**TASK PROMPT**
Copy all of the records below verbatim.

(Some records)

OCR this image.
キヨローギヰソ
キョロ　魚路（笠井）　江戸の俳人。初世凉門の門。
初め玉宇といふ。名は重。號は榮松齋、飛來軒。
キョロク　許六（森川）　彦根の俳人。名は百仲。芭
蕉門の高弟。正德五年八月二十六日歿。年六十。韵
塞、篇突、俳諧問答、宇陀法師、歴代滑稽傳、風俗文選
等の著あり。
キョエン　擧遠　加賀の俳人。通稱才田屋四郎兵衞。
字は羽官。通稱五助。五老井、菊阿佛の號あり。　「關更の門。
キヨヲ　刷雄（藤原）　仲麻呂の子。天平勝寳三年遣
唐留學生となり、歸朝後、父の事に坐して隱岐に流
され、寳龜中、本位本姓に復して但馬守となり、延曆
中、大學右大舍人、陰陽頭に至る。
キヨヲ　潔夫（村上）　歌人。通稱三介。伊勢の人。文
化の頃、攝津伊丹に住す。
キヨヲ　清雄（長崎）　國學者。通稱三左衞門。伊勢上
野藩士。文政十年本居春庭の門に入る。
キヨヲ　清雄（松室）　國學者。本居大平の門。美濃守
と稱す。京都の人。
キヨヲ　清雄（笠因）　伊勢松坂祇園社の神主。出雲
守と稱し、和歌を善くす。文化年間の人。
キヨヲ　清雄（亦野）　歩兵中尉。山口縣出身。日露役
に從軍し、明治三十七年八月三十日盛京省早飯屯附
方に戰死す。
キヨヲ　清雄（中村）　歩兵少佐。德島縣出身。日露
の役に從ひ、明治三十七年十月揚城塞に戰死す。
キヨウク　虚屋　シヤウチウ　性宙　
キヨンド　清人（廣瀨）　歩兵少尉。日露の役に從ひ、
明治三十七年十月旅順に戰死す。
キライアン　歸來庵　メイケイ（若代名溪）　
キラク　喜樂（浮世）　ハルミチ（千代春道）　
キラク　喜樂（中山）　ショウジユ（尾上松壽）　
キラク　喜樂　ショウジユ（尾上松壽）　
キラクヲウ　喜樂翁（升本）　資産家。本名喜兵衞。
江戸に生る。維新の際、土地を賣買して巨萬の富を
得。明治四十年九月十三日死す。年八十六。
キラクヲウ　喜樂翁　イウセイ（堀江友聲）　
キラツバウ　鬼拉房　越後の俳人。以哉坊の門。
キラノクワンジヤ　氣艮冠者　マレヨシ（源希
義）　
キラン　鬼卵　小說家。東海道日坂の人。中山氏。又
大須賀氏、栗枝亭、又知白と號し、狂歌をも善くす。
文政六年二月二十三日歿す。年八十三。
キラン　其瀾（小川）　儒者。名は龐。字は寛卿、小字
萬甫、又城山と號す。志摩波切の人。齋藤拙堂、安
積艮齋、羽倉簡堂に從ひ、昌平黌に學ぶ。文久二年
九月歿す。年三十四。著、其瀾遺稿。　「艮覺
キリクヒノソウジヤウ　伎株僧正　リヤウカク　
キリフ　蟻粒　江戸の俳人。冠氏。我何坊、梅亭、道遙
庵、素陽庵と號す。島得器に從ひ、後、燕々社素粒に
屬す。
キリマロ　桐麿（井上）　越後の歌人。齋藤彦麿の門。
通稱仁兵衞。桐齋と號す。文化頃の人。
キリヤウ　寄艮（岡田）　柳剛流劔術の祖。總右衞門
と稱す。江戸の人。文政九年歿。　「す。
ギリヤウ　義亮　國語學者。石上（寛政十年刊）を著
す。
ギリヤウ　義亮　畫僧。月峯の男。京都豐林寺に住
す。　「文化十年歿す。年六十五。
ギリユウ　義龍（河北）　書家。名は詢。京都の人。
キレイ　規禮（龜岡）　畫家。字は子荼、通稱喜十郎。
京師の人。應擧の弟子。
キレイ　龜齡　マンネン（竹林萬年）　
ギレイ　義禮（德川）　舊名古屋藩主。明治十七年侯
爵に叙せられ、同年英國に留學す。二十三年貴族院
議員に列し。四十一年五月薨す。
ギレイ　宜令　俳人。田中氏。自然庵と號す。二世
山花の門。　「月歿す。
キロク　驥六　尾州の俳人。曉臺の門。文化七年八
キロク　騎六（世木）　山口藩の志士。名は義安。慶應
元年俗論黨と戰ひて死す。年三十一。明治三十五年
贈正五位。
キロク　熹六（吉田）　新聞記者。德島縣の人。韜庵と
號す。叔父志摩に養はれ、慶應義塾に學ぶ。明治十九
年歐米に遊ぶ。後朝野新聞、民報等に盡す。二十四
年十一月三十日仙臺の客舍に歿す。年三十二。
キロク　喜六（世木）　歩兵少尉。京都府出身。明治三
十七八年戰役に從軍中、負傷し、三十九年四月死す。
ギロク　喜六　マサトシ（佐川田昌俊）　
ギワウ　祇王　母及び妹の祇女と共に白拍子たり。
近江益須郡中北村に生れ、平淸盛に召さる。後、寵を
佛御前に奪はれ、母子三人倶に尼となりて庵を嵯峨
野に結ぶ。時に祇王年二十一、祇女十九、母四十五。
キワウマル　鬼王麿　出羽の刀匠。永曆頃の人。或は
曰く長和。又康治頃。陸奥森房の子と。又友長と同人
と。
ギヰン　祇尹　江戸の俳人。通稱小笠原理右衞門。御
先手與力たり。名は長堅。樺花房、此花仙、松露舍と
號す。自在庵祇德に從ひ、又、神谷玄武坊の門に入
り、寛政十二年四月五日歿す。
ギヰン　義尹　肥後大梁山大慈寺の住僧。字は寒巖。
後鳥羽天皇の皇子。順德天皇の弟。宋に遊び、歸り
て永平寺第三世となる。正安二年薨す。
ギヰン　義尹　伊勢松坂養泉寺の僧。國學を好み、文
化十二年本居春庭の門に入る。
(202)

**RESULT FOR THIS TASK**
OCR this image.
キヨローギヰソ
キョロ　魚路（笠井）　江戸の俳人。初世凉門の門。
初め玉宇といふ。名は重。號は榮松齋、飛來軒。
キョロク　許六（森川）　彦根の俳人。名は百仲。芭
蕉門の高弟。正德五年八月二十六日歿。年六十。韵
塞、篇突、俳諧問答、宇陀法師、歴代滑稽傳、風俗文選
等の著あり。
キョエン　擧遠　加賀の俳人。通稱才田屋四郎兵衞。
字は羽官。通稱五助。五老井、菊阿佛の號あり。　「關更の門。
キヨヲ　刷雄（藤原）　仲麻呂の子。天平勝寳三年遣
唐留學生となり、歸朝後、父の事に坐して隱岐に流
され、寳龜中、本位本姓に復して但馬守となり、延曆
中、大學右大舍人、陰陽頭に至る。
キヨヲ　潔夫（村上）　歌人。通稱三介。伊勢の人。文
化の頃、攝津伊丹に住す。
キヨヲ　清雄（長崎）　國學者。通稱三左衞門。伊勢上
野藩士。文政十年本居春庭の門に入る。
キヨヲ　清雄（松室）　國學者。本居大平の門。美濃守
と稱す。京都の人。
キヨヲ　清雄（笠因）　伊勢松坂祇園社の神主。出雲
守と稱し、和歌を善くす。文化年間の人。
キヨヲ　清雄（亦野）　歩兵中尉。山口縣出身。日露役
に從軍し、明治三十七年八月三十日盛京省早飯屯附
方に戰死す。
キヨヲ　清雄（中村）　歩兵少佐。德島縣出身。日露
の役に從ひ、明治三十七年十月揚城塞に戰死す。
キヨウク　虚屋　シヤウチウ　性宙　
キヨンド　清人（廣瀨）　歩兵少尉。日露の役に從ひ、
明治三十七年十月旅順に戰死す。
キライアン　歸來庵　メイケイ（若代名溪）　
キラク　喜樂（浮世）　ハルミチ（千代春道）　
キラク　喜樂（中山）　ショウジユ（尾上松壽）　
キラク　喜樂　ショウジユ（尾上松壽）　
キラクヲウ　喜樂翁（升本）　資産家。本名喜兵衞。
江戸に生る。維新の際、土地を賣買して巨萬の富を
得。明治四十年九月十三日死す。年八十六。
キラクヲウ　喜樂翁　イウセイ（堀江友聲）　
キラツバウ　鬼拉房　越後の俳人。以哉坊の門。
キラノクワンジヤ　氣艮冠者　マレヨシ（源希
義）　
キラン　鬼卵　小說家。東海道日坂の人。中山氏。又
大須賀氏、栗枝亭、又知白と號し、狂歌をも善くす。
文政六年二月二十三日歿す。年八十三。
キラン　其瀾（小川）　儒者。名は龐。字は寛卿、小字
萬甫、又城山と號す。志摩波切の人。齋藤拙堂、安
積艮齋、羽倉簡堂に從ひ、昌平黌に學ぶ。文久二年
九月歿す。年三十四。著、其瀾遺稿。　「艮覺
キリクヒノソウジヤウ　伎株僧正　リヤウカク　
キリフ　蟻粒　江戸の俳人。冠氏。我何坊、梅亭、道遙
庵、素陽庵と號す。島得器に從ひ、後、燕々社素粒に
屬す。
キリマロ　桐麿（井上）　越後の歌人。齋藤彦麿の門。
通稱仁兵衞。桐齋と號す。文化頃の人。
キリヤウ　寄艮（岡田）　柳剛流劔術の祖。總右衞門
と稱す。江戸の人。文政九年歿。　「す。
ギリヤウ　義亮　國語學者。石上（寛政十年刊）を著
す。
ギリヤウ　義亮　畫僧。月峯の男。京都豐林寺に住
す。　「文化十年歿す。年六十五。
ギリユウ　義龍（河北）　書家。名は詢。京都の人。
キレイ　規禮（龜岡）　畫家。字は子荼、通稱喜十郎。
京師の人。應擧の弟子。
キレイ　龜齡　マンネン（竹林萬年）　
ギレイ　義禮（德川）　舊名古屋藩主。明治十七年侯
爵に叙せられ、同年英國に留學す。二十三年貴族院
議員に列し。四十一年五月薨す。
ギレイ　宜令　俳人。田中氏。自然庵と號す。二世
山花の門。　「月歿す。
キロク　驥六　尾州の俳人。曉臺の門。文化七年八
キロク　騎六（世木）　山口藩の志士。名は義安。慶應
元年俗論黨と戰ひて死す。年三十一。明治三十五年
贈正五位。
キロク　熹六（吉田）　新聞記者。德島縣の人。韜庵と
號す。叔父志摩に養はれ、慶應義塾に學ぶ。明治十九
年歐米に遊ぶ。後朝野新聞、民報等に盡す。二十四
年十一月三十日仙臺の客舍に歿す。年三十二。
キロク　喜六（世木）　歩兵少尉。京都府出身。明治三
十七八年戰役に從軍中、負傷し、三十九年四月死す。
ギロク　喜六　マサトシ（佐川田昌俊）　
ギワウ　祇王　母及び妹の祇女と共に白拍子たり。
近江益須郡中北村に生れ、平淸盛に召さる。後、寵を
佛御前に奪はれ、母子三人倶に尼となりて庵を嵯峨
野に結ぶ。時に祇王年二十一、祇女十九、母四十五。
キワウマル　鬼王麿　出羽の刀匠。永曆頃の人。或は
曰く長和。又康治頃。陸奥森房の子と。又友長と同人
と。
ギヰン　祇尹　江戸の俳人。通稱小笠原理右衞門。御
先手與力たり。名は長堅。樺花房、此花仙、松露舍と
號す。自在庵祇德に從ひ、又、神谷玄武坊の門に入
り、寛政十二年四月五日歿す。
ギヰン　義尹　肥後大梁山大慈寺の住僧。字は寒巖。
後鳥羽天皇の皇子。順德天皇の弟。宋に遊び、歸り
て永平寺第三世となる。正安二年薨す。
ギヰン　義尹　伊勢松坂養泉寺の僧。國學を好み、文
化十二年本居春庭の門に入る。
(202)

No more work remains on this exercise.